### [PROMPT]
Copy all lines that contain the word "Code".
**** DATA RECORDS ****
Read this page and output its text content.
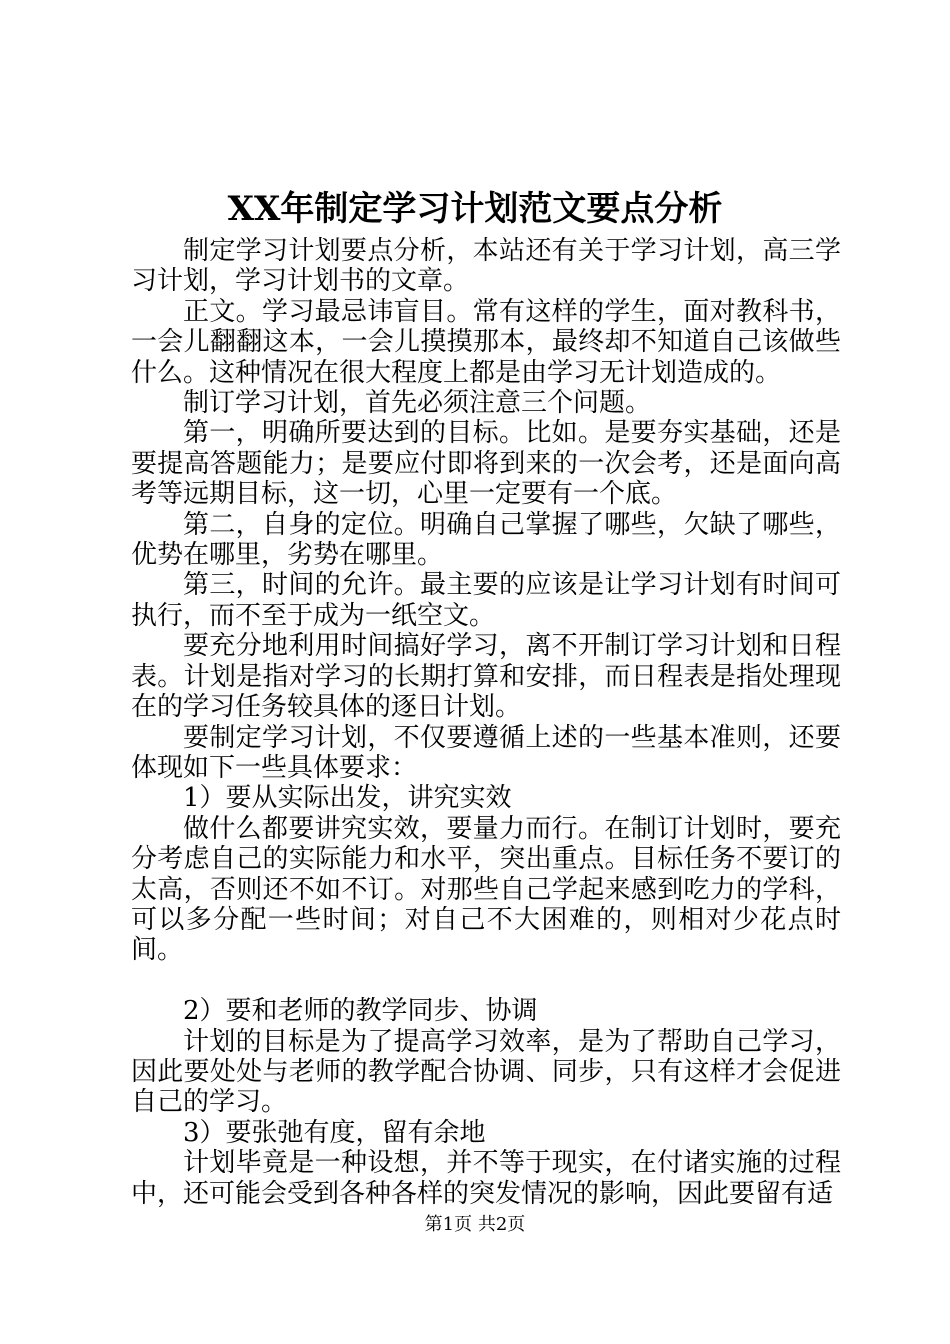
XX年制定学习计划范文要点分析

制定学习计划要点分析，本站还有关于学习计划，高三学习计划，学习计划书的文章。

正文。学习最忌讳盲目。常有这样的学生，面对教科书，一会儿翻翻这本，一会儿摸摸那本，最终却不知道自己该做些什么。这种情况在很大程度上都是由学习无计划造成的。

制订学习计划，首先必须注意三个问题。

第一，明确所要达到的目标。比如。是要夯实基础，还是要提高答题能力；是要应付即将到来的一次会考，还是面向高考等远期目标，这一切，心里一定要有一个底。

第二，自身的定位。明确自己掌握了哪些，欠缺了哪些，优势在哪里，劣势在哪里。

第三，时间的允许。最主要的应该是让学习计划有时间可执行，而不至于成为一纸空文。

要充分地利用时间搞好学习，离不开制订学习计划和日程表。计划是指对学习的长期打算和安排，而日程表是指处理现在的学习任务较具体的逐日计划。

要制定学习计划，不仅要遵循上述的一些基本准则，还要体现如下一些具体要求：

1）要从实际出发，讲究实效

做什么都要讲究实效，要量力而行。在制订计划时，要充分考虑自己的实际能力和水平，突出重点。目标任务不要订的太高，否则还不如不订。对那些自己学起来感到吃力的学科，可以多分配一些时间；对自己不大困难的，则相对少花点时间。

2）要和老师的教学同步、协调

计划的目标是为了提高学习效率，是为了帮助自己学习，因此要处处与老师的教学配合协调、同步，只有这样才会促进自己的学习。

3）要张弛有度，留有余地

计划毕竟是一种设想，并不等于现实，在付诸实施的过程中，还可能会受到各种各样的突发情况的影响，因此要留有适

第1页 共2页
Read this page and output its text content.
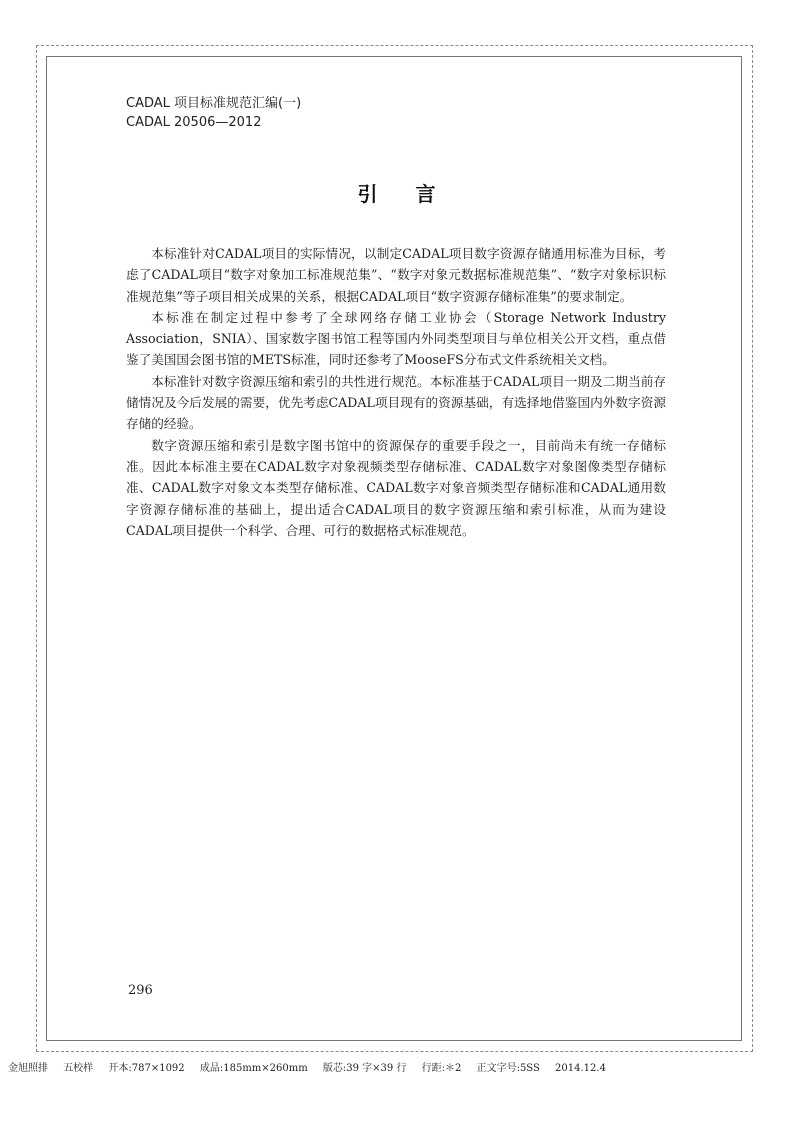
CADAL 项目标准规范汇编(一)
CADAL 20506—2012
引言

本标准针对CADAL项目的实际情况，以制定CADAL项目数字资源存储通用标准为目标，考虑了CADAL项目“数字对象加工标准规范集”、“数字对象元数据标准规范集”、“数字对象标识标准规范集”等子项目相关成果的关系，根据CADAL项目“数字资源存储标准集”的要求制定。

本标准在制定过程中参考了全球网络存储工业协会（Storage Network Industry Association，SNIA）、国家数字图书馆工程等国内外同类型项目与单位相关公开文档，重点借鉴了美国国会图书馆的METS标准，同时还参考了MooseFS分布式文件系统相关文档。

本标准针对数字资源压缩和索引的共性进行规范。本标准基于CADAL项目一期及二期当前存储情况及今后发展的需要，优先考虑CADAL项目现有的资源基础，有选择地借鉴国内外数字资源存储的经验。

数字资源压缩和索引是数字图书馆中的资源保存的重要手段之一，目前尚未有统一存储标准。因此本标准主要在CADAL数字对象视频类型存储标准、CADAL数字对象图像类型存储标准、CADAL数字对象文本类型存储标准、CADAL数字对象音频类型存储标准和CADAL通用数字资源存储标准的基础上，提出适合CADAL项目的数字资源压缩和索引标准，从而为建设CADAL项目提供一个科学、合理、可行的数据格式标准规范。

296
金旭照排 五校样 开本:787×1092 成品:185mm×260mm 版芯:39 字×39 行 行距:＊2 正文字号:5SS 2014.12.4
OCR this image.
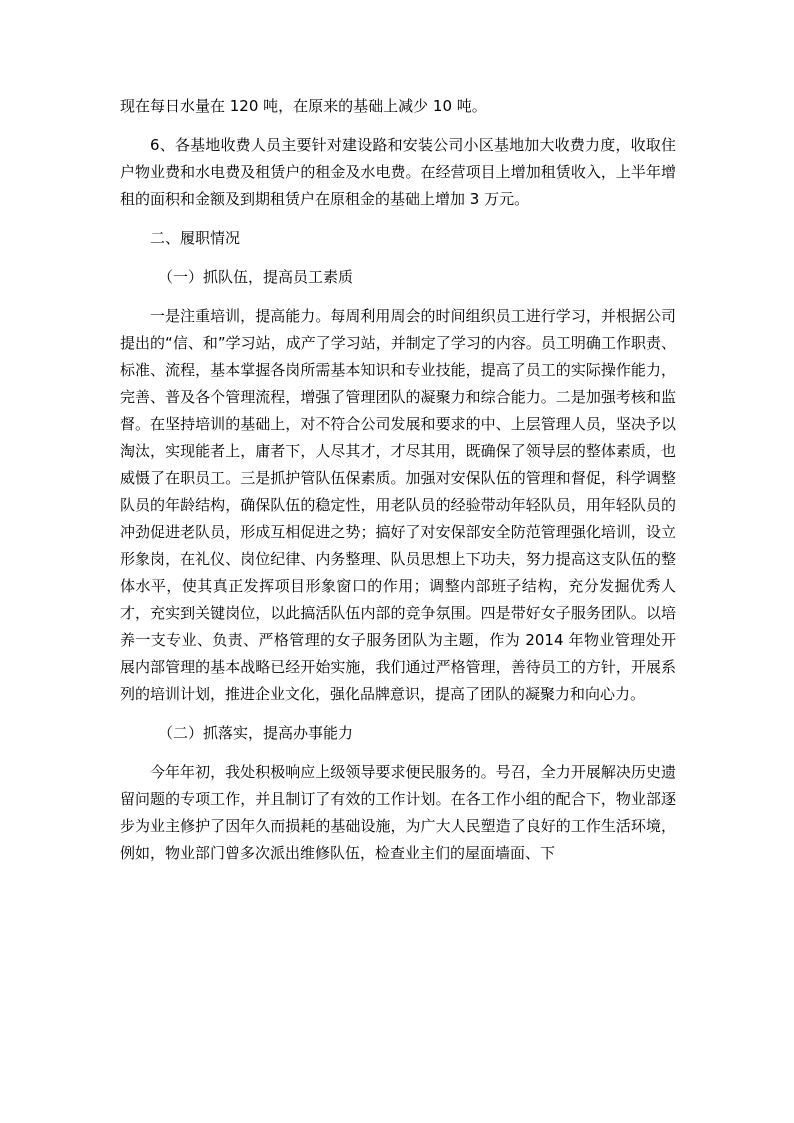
现在每日水量在 120 吨，在原来的基础上减少 10 吨。

6、各基地收费人员主要针对建设路和安装公司小区基地加大收费力度，收取住户物业费和水电费及租赁户的租金及水电费。在经营项目上增加租赁收入，上半年增租的面积和金额及到期租赁户在原租金的基础上增加 3 万元。

二、履职情况

（一）抓队伍，提高员工素质

一是注重培训，提高能力。每周利用周会的时间组织员工进行学习，并根据公司提出的“信、和”学习站，成产了学习站，并制定了学习的内容。员工明确工作职责、标准、流程，基本掌握各岗所需基本知识和专业技能，提高了员工的实际操作能力，完善、普及各个管理流程，增强了管理团队的凝聚力和综合能力。二是加强考核和监督。在坚持培训的基础上，对不符合公司发展和要求的中、上层管理人员，坚决予以淘汰，实现能者上，庸者下，人尽其才，才尽其用，既确保了领导层的整体素质，也威慑了在职员工。三是抓护管队伍保素质。加强对安保队伍的管理和督促，科学调整队员的年龄结构，确保队伍的稳定性，用老队员的经验带动年轻队员，用年轻队员的冲劲促进老队员，形成互相促进之势；搞好了对安保部安全防范管理强化培训，设立形象岗，在礼仪、岗位纪律、内务整理、队员思想上下功夫，努力提高这支队伍的整体水平，使其真正发挥项目形象窗口的作用；调整内部班子结构，充分发掘优秀人才，充实到关键岗位，以此搞活队伍内部的竞争氛围。四是带好女子服务团队。以培养一支专业、负责、严格管理的女子服务团队为主题，作为 2014 年物业管理处开展内部管理的基本战略已经开始实施，我们通过严格管理，善待员工的方针，开展系列的培训计划，推进企业文化，强化品牌意识，提高了团队的凝聚力和向心力。

（二）抓落实，提高办事能力

今年年初，我处积极响应上级领导要求便民服务的。号召，全力开展解决历史遗留问题的专项工作，并且制订了有效的工作计划。在各工作小组的配合下，物业部逐步为业主修护了因年久而损耗的基础设施，为广大人民塑造了良好的工作生活环境，例如，物业部门曾多次派出维修队伍，检查业主们的屋面墙面、下
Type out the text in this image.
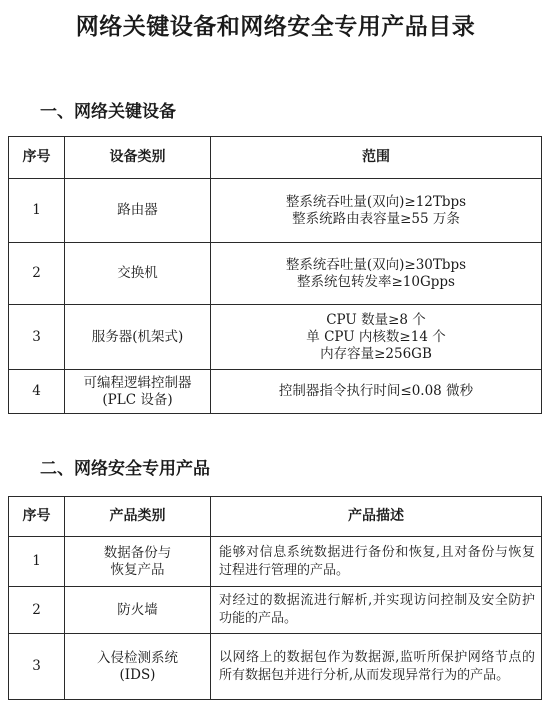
网络关键设备和网络安全专用产品目录
一、网络关键设备
序号	设备类别	范围
1	路由器	整系统吞吐量(双向)≥12Tbps
整系统路由表容量≥55 万条

2	交换机	整系统吞吐量(双向)≥30Tbps
整系统包转发率≥10Gpps

3	服务器(机架式)	CPU 数量≥8 个
单 CPU 内核数≥14 个
内存容量≥256GB

4	可编程逻辑控制器
(PLC 设备)	控制器指令执行时间≤0.08 微秒
二、网络安全专用产品
序号	产品类别	产品描述
1	数据备份与
恢复产品	能够对信息系统数据进行备份和恢复,且对备份与恢复过程进行管理的产品。
2	防火墙	对经过的数据流进行解析,并实现访问控制及安全防护功能的产品。
3	入侵检测系统
(IDS)	以网络上的数据包作为数据源,监听所保护网络节点的所有数据包并进行分析,从而发现异常行为的产品。
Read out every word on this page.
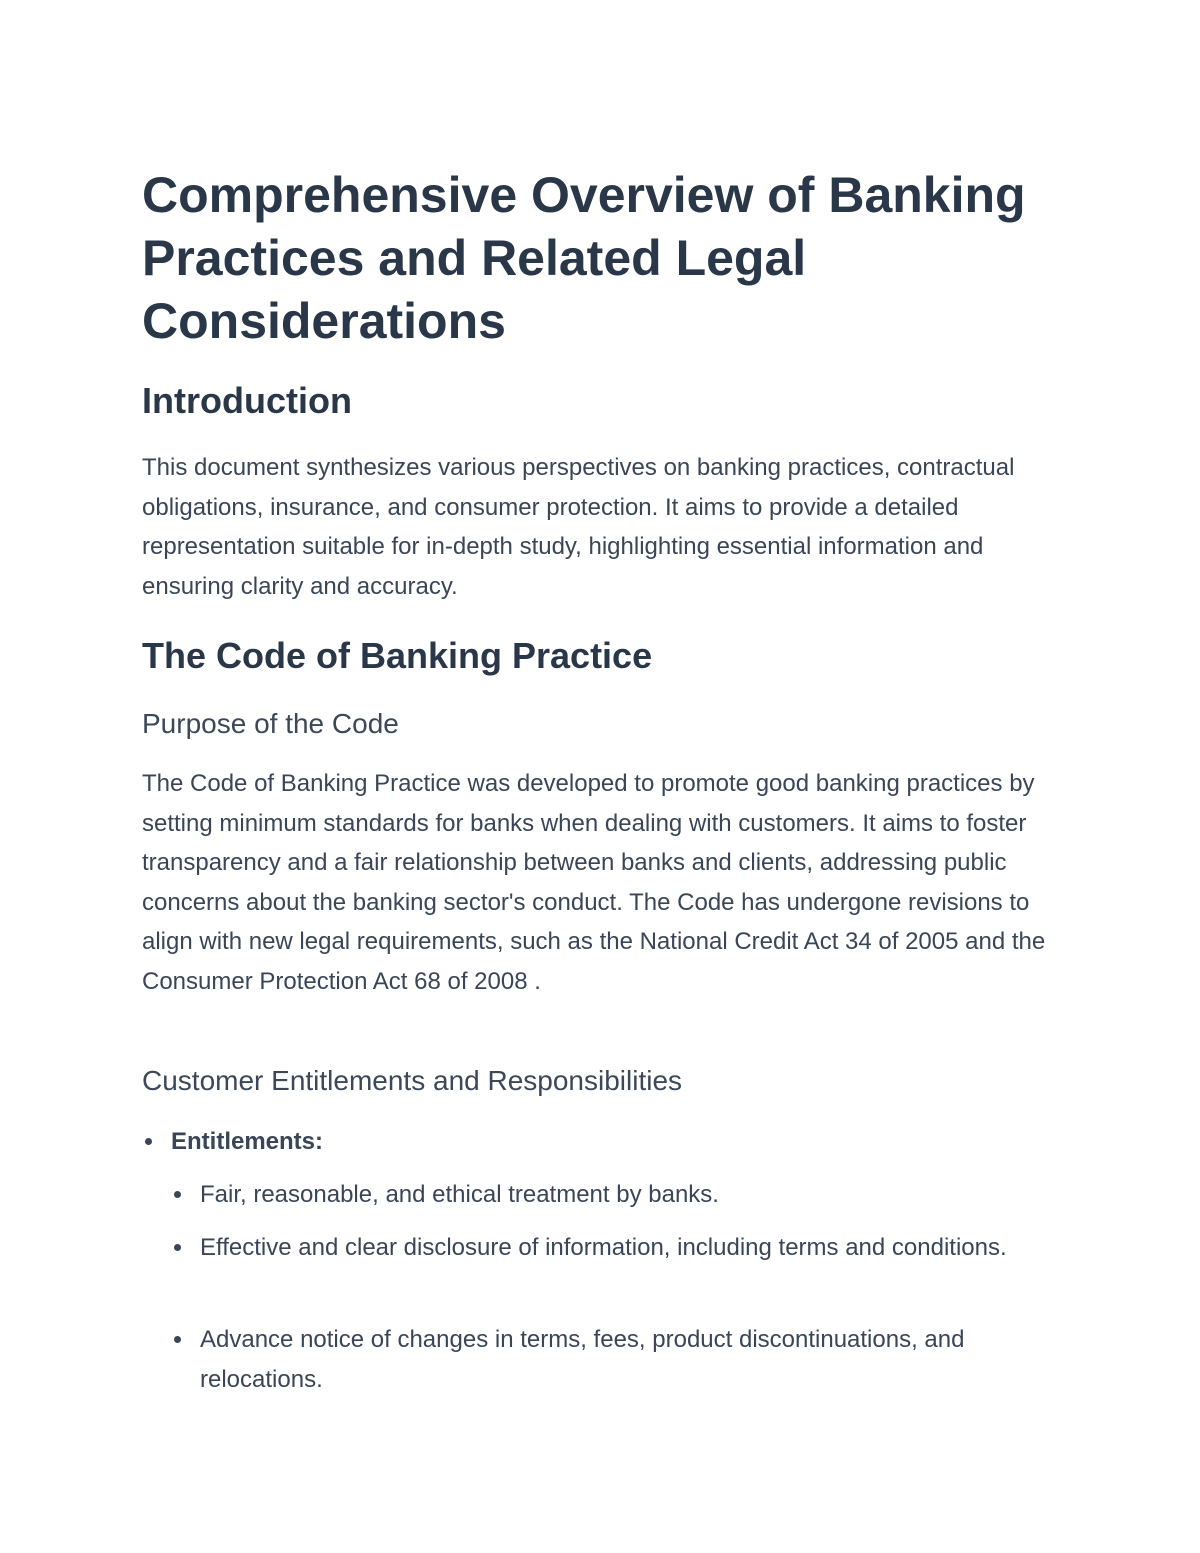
Comprehensive Overview of Banking Practices and Related Legal Considerations
Introduction

This document synthesizes various perspectives on banking practices, contractual obligations, insurance, and consumer protection. It aims to provide a detailed representation suitable for in-depth study, highlighting essential information and ensuring clarity and accuracy.

The Code of Banking Practice
Purpose of the Code

The Code of Banking Practice was developed to promote good banking practices by setting minimum standards for banks when dealing with customers. It aims to foster transparency and a fair relationship between banks and clients, addressing public concerns about the banking sector's conduct. The Code has undergone revisions to align with new legal requirements, such as the National Credit Act 34 of 2005 and the Consumer Protection Act 68 of 2008 .

Customer Entitlements and Responsibilities
Entitlements:
Fair, reasonable, and ethical treatment by banks.
Effective and clear disclosure of information, including terms and conditions.
Advance notice of changes in terms, fees, product discontinuations, and relocations.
****
### [WORKED SOLUTION]
The Code of Banking Practice
Purpose of the Code
The Code of Banking Practice was developed to promote good banking practices by setting minimum standards for banks when dealing with customers. It aims to foster transparency and a fair relationship between banks and clients, addressing public concerns about the banking sector's conduct. The Code has undergone revisions to align with new legal requirements, such as the National Credit Act 34 of 2005 and the Consumer Protection Act 68 of 2008 .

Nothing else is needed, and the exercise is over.